> _EXERCISE INSTRUCTIONS_
Copy each line of the records that contains the word "иных".

══════

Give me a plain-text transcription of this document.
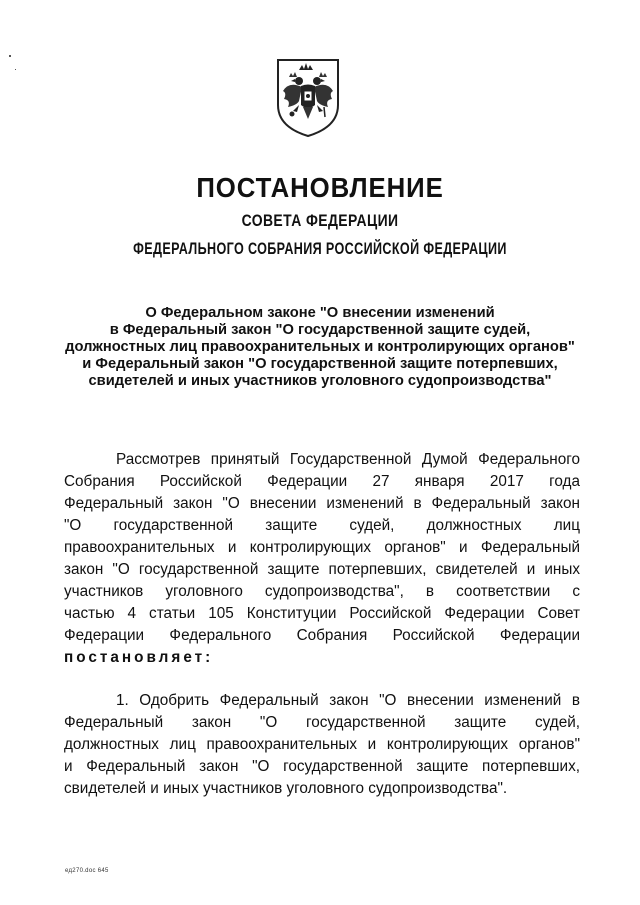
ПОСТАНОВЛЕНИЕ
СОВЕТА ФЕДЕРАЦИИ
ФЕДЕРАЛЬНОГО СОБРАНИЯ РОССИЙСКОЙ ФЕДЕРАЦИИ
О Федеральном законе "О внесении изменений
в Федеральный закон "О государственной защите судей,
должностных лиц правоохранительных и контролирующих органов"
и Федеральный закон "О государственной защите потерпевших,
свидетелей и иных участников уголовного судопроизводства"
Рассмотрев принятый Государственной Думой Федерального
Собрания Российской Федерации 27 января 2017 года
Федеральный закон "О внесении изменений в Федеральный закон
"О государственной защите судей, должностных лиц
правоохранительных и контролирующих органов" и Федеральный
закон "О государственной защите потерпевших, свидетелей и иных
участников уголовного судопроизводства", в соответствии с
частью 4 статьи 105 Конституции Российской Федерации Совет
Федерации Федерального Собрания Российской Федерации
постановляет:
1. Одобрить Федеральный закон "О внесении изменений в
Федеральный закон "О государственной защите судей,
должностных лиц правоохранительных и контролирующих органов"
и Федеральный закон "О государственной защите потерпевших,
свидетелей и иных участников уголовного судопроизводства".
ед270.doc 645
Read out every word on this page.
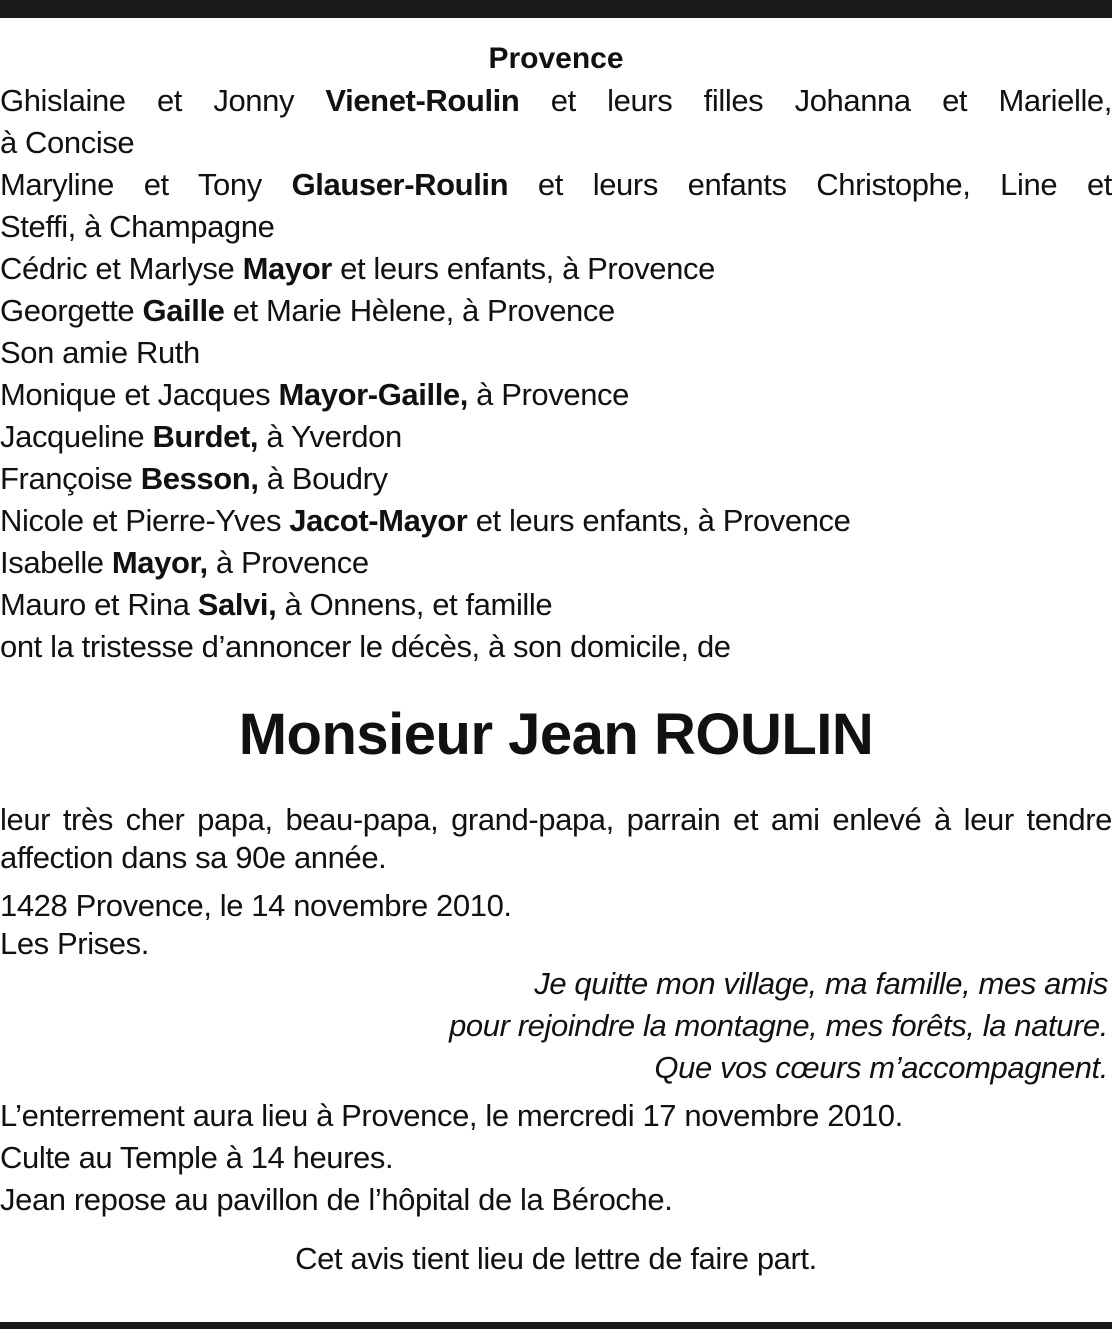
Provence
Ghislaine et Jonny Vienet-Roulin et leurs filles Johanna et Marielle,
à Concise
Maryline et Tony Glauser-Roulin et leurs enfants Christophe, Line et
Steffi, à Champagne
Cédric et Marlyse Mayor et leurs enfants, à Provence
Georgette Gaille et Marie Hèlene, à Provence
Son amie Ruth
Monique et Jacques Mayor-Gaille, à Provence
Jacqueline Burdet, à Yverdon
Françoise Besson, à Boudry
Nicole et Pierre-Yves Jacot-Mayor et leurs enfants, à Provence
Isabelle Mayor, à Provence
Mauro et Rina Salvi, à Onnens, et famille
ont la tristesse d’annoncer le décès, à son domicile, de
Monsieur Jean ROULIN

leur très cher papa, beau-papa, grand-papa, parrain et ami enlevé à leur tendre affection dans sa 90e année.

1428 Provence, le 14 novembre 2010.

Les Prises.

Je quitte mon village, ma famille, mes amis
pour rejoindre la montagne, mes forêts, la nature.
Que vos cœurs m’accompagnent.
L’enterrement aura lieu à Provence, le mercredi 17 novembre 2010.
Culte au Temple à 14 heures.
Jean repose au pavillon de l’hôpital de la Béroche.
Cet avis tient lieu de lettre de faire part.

══════

> _FULL RESPONSE_
свидетелей и иных участников уголовного судопроизводства"
закон "О государственной защите потерпевших, свидетелей и иных
свидетелей и иных участников уголовного судопроизводства".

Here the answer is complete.